§ **Material**
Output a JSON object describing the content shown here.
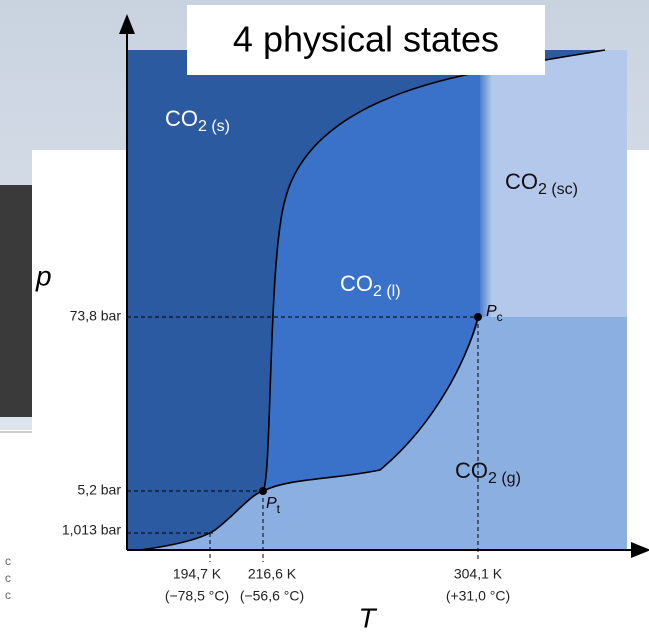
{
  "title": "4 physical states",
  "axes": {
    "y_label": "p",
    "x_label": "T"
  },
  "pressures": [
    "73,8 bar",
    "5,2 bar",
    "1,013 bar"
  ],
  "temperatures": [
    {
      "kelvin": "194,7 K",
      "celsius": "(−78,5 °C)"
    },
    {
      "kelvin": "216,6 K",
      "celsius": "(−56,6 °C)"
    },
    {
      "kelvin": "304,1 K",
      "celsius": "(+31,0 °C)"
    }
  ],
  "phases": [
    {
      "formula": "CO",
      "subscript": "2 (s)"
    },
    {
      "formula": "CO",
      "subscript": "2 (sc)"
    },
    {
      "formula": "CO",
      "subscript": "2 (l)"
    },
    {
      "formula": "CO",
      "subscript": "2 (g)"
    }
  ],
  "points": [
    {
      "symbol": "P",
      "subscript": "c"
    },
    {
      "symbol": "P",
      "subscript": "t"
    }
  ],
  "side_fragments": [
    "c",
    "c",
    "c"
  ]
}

§ **Written request**
Every line in the data that holds "celsius" should be copied out.

§ **Complete answer**
      "celsius": "(−78,5 °C)"
      "celsius": "(−56,6 °C)"
      "celsius": "(+31,0 °C)"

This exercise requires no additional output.